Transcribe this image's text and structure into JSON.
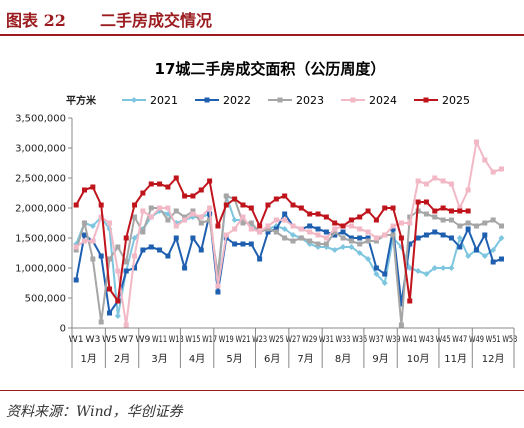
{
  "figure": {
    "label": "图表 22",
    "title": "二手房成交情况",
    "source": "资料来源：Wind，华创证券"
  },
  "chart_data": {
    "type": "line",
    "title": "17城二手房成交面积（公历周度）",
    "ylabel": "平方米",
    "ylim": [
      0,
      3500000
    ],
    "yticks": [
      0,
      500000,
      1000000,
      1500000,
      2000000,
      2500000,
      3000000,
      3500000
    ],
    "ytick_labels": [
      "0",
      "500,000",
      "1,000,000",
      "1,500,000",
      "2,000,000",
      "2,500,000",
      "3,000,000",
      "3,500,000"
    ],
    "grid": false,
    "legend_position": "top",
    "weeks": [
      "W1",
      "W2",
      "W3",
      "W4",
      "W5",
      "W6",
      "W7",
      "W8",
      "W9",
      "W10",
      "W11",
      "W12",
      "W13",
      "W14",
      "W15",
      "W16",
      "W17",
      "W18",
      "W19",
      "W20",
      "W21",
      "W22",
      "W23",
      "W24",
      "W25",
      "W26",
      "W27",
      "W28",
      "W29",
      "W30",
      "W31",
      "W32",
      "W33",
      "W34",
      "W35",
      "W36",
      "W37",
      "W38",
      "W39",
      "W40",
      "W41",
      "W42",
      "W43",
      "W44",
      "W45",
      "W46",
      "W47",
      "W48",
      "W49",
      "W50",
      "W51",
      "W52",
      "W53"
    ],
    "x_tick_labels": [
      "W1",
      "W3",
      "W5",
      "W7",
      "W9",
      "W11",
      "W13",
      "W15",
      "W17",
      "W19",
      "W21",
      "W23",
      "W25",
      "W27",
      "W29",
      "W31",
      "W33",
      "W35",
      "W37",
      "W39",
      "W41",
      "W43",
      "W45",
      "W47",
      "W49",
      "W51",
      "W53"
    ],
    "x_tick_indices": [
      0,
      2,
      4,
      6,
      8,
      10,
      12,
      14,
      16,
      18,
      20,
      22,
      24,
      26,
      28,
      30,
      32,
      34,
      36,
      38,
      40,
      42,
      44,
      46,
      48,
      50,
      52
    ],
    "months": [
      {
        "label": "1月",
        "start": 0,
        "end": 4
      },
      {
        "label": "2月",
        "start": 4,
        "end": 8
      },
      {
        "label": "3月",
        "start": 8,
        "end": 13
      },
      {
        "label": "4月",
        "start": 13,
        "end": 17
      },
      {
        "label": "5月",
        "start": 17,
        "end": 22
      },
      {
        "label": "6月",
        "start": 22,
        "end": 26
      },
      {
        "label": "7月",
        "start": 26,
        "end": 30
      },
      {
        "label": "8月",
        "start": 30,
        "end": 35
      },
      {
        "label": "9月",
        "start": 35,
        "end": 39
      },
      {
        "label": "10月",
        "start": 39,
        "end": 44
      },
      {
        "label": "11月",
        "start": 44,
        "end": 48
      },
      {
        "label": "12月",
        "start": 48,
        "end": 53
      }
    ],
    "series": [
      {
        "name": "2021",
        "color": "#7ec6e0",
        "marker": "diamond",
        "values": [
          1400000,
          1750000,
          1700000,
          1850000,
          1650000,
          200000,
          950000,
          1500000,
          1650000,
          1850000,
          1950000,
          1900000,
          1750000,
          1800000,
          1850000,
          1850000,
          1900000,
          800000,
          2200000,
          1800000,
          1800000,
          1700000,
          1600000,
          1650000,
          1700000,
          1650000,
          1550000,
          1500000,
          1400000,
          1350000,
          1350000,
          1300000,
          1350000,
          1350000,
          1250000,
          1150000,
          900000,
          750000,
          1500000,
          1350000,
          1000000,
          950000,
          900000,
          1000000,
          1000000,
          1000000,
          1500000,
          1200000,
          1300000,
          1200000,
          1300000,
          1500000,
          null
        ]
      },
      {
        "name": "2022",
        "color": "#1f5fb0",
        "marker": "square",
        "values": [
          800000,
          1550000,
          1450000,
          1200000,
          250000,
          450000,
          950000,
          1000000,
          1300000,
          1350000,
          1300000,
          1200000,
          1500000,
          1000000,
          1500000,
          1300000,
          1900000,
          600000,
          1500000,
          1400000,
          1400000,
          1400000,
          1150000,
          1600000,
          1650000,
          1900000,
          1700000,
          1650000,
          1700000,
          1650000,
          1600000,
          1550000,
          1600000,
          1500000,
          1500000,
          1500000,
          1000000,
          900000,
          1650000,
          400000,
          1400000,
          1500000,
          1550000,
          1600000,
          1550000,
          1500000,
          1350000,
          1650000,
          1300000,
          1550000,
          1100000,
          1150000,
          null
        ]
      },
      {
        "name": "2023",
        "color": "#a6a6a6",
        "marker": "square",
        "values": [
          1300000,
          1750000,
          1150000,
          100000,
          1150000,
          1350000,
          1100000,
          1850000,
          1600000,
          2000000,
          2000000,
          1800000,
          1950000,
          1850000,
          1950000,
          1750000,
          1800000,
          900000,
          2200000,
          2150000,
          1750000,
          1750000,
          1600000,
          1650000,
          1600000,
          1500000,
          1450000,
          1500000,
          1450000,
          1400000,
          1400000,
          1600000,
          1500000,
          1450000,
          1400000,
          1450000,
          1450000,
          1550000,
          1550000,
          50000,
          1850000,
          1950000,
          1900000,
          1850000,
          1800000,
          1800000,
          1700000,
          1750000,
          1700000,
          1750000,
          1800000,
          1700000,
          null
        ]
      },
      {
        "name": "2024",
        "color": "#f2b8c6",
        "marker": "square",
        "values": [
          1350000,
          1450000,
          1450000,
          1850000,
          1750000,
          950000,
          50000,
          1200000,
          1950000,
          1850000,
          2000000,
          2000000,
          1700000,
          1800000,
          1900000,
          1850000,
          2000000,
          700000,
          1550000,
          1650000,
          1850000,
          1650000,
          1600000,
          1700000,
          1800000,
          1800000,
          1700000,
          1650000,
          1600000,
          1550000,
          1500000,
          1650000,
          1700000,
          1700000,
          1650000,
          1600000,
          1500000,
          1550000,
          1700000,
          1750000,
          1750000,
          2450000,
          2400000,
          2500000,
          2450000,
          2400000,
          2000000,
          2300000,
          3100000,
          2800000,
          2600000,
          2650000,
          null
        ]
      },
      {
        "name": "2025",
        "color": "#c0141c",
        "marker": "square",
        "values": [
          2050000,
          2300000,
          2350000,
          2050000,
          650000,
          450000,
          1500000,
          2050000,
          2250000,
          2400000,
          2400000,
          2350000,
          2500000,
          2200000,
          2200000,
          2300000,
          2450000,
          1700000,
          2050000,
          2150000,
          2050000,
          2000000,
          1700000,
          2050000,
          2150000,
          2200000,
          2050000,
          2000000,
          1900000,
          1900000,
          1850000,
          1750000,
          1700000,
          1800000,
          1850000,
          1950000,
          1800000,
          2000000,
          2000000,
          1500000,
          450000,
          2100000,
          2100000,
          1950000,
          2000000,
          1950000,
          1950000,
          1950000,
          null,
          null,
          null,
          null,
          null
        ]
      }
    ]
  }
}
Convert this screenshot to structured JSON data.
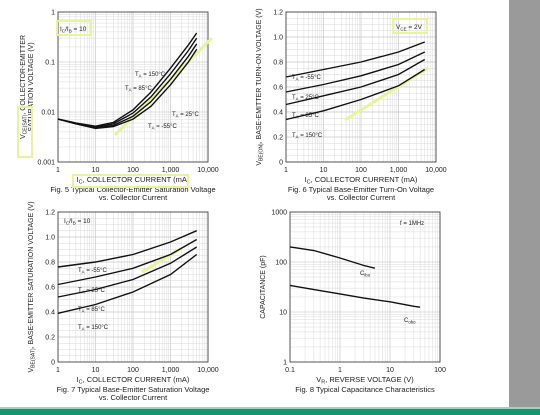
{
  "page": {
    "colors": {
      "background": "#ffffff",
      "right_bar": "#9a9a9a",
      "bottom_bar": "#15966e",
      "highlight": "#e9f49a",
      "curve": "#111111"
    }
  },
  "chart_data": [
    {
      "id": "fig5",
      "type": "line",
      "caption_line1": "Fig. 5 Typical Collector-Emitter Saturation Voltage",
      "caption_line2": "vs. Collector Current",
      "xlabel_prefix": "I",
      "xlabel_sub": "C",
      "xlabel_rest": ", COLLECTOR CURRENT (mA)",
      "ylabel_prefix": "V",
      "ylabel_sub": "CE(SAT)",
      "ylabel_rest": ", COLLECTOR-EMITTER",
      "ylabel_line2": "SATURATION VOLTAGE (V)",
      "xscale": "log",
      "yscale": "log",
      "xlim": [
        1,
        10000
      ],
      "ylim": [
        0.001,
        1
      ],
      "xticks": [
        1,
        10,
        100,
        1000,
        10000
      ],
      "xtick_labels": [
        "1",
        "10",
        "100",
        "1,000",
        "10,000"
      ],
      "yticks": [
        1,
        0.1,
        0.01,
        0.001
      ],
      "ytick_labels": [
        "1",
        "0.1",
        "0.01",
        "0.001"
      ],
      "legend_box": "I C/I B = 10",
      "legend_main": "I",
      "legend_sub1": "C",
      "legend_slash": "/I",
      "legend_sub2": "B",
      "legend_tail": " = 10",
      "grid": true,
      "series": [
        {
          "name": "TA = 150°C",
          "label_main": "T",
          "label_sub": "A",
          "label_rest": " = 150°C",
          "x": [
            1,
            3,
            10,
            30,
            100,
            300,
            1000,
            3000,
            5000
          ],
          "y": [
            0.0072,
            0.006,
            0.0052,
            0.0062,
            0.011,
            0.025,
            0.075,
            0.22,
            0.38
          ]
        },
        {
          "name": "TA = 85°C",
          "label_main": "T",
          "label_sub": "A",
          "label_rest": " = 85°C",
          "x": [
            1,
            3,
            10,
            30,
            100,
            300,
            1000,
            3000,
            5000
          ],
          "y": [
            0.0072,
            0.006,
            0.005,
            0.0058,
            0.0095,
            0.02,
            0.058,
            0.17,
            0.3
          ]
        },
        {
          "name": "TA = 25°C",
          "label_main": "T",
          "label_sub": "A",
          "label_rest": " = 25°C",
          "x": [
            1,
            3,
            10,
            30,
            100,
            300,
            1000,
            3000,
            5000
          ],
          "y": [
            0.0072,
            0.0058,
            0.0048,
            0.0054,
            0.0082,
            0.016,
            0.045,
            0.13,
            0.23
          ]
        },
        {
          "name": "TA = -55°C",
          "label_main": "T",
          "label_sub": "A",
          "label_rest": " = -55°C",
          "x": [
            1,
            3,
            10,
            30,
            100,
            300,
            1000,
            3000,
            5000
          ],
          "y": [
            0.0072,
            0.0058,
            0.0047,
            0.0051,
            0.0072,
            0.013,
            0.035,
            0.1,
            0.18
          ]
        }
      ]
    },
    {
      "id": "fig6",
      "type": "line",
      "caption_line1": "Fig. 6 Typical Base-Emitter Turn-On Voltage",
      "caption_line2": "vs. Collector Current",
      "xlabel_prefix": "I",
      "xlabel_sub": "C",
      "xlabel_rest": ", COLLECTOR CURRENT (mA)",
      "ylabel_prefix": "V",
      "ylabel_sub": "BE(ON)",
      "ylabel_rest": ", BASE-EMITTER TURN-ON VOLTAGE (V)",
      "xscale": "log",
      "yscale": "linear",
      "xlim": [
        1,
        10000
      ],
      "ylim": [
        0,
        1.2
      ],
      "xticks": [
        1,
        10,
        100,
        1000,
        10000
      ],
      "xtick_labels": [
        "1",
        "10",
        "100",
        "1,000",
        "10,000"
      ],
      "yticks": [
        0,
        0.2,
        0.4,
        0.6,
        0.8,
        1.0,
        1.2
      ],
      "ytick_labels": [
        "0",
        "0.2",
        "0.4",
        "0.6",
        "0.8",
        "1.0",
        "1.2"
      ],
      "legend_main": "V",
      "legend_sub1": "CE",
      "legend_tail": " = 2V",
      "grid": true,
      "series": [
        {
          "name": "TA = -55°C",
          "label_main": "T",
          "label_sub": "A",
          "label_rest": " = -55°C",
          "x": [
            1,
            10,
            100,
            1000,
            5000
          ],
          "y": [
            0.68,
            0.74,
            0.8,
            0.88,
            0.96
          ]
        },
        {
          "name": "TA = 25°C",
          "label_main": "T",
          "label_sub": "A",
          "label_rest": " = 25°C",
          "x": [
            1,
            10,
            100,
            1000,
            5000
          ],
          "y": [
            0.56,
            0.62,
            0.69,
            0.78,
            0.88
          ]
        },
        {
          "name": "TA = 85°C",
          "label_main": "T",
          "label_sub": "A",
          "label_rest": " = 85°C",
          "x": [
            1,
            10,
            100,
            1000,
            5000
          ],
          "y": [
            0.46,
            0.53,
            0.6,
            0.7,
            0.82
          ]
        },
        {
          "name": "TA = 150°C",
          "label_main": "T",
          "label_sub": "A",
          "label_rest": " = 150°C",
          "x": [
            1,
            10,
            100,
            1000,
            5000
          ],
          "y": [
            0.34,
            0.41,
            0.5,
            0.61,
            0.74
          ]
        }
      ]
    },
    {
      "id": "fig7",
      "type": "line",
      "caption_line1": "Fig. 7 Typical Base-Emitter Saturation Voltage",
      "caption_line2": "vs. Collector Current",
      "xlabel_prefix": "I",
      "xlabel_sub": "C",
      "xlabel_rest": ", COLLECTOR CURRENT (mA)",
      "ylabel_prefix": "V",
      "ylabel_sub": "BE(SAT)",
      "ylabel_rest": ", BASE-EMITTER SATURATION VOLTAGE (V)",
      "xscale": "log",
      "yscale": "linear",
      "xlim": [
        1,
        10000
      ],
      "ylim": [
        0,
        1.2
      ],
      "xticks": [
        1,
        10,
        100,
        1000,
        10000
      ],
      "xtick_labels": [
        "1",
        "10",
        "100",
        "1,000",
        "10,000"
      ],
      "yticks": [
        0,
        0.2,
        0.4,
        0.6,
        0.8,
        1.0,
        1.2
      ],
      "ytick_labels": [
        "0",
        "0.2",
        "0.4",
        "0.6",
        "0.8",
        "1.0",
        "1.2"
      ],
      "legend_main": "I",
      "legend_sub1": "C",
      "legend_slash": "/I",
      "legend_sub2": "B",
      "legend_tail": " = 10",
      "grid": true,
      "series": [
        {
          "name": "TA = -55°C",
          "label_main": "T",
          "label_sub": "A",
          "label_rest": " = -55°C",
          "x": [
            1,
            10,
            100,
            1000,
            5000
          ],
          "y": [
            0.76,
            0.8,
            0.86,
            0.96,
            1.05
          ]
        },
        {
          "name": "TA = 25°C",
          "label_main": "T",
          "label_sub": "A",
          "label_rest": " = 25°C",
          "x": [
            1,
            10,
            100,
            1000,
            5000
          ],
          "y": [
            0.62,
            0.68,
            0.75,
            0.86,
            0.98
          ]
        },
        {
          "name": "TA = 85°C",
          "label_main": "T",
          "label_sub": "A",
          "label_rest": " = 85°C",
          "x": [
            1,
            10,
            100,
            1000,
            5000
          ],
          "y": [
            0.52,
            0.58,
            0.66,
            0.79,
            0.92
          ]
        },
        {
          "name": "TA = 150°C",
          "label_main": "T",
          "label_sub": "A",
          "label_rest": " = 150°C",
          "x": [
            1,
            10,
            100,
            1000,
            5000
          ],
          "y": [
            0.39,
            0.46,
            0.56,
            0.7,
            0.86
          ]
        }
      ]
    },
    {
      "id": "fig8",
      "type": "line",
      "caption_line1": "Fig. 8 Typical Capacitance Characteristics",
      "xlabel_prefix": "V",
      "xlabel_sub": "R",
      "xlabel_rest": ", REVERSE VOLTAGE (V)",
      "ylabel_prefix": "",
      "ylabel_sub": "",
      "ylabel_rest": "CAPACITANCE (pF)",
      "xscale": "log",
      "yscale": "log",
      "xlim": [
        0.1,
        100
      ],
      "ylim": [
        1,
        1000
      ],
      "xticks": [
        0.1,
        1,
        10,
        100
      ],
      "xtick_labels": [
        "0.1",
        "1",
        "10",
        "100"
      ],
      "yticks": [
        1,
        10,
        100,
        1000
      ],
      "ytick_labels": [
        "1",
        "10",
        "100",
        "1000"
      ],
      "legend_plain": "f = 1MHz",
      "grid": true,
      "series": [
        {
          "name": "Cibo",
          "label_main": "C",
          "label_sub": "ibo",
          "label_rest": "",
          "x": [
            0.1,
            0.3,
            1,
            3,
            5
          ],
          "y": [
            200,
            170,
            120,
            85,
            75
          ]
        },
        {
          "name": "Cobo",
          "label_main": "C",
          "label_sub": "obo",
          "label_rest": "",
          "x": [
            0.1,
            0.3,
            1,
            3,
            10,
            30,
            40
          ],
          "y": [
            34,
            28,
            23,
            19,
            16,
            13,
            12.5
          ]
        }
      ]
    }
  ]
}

• • •

▸ **GIVEN EXERCISE**
Where a line contains "title", copy that line.

▸ **FINAL RESULT**
    "title": "二手房成交情况",
    "title": "17城二手房成交面积（公历周度）",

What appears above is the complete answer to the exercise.